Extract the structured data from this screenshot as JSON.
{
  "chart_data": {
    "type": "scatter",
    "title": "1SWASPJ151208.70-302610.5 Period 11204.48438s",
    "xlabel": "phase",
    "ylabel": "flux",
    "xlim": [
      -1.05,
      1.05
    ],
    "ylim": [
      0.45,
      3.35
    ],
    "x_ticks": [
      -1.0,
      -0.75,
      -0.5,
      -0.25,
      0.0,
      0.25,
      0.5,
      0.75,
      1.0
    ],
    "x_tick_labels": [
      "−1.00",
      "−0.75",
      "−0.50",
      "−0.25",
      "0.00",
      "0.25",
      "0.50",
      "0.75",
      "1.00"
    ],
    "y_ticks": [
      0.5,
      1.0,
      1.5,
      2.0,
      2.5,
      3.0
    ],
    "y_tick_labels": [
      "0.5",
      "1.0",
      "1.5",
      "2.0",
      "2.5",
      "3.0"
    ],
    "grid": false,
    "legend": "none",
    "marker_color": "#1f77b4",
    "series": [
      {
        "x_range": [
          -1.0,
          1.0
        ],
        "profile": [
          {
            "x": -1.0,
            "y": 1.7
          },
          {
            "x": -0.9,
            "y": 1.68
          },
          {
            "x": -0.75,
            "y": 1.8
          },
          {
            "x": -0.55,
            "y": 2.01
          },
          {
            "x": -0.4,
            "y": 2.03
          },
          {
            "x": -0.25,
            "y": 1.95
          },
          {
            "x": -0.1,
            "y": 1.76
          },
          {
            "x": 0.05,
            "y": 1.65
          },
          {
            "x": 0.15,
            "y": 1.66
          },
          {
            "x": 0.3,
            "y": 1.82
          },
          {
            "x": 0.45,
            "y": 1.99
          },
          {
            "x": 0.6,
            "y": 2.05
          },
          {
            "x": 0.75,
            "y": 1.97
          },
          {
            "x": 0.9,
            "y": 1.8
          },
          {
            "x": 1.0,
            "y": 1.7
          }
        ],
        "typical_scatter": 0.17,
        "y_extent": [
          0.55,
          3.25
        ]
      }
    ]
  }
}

= Requirement =
Produce a verbatim transcription of the entries above.

= Task result =
Extract the structured data from this screenshot as JSON.
{
  "chart_data": {
    "type": "scatter",
    "title": "1SWASPJ151208.70-302610.5 Period 11204.48438s",
    "xlabel": "phase",
    "ylabel": "flux",
    "xlim": [
      -1.05,
      1.05
    ],
    "ylim": [
      0.45,
      3.35
    ],
    "x_ticks": [
      -1.0,
      -0.75,
      -0.5,
      -0.25,
      0.0,
      0.25,
      0.5,
      0.75,
      1.0
    ],
    "x_tick_labels": [
      "−1.00",
      "−0.75",
      "−0.50",
      "−0.25",
      "0.00",
      "0.25",
      "0.50",
      "0.75",
      "1.00"
    ],
    "y_ticks": [
      0.5,
      1.0,
      1.5,
      2.0,
      2.5,
      3.0
    ],
    "y_tick_labels": [
      "0.5",
      "1.0",
      "1.5",
      "2.0",
      "2.5",
      "3.0"
    ],
    "grid": false,
    "legend": "none",
    "marker_color": "#1f77b4",
    "series": [
      {
        "x_range": [
          -1.0,
          1.0
        ],
        "profile": [
          {
            "x": -1.0,
            "y": 1.7
          },
          {
            "x": -0.9,
            "y": 1.68
          },
          {
            "x": -0.75,
            "y": 1.8
          },
          {
            "x": -0.55,
            "y": 2.01
          },
          {
            "x": -0.4,
            "y": 2.03
          },
          {
            "x": -0.25,
            "y": 1.95
          },
          {
            "x": -0.1,
            "y": 1.76
          },
          {
            "x": 0.05,
            "y": 1.65
          },
          {
            "x": 0.15,
            "y": 1.66
          },
          {
            "x": 0.3,
            "y": 1.82
          },
          {
            "x": 0.45,
            "y": 1.99
          },
          {
            "x": 0.6,
            "y": 2.05
          },
          {
            "x": 0.75,
            "y": 1.97
          },
          {
            "x": 0.9,
            "y": 1.8
          },
          {
            "x": 1.0,
            "y": 1.7
          }
        ],
        "typical_scatter": 0.17,
        "y_extent": [
          0.55,
          3.25
        ]
      }
    ]
  }
}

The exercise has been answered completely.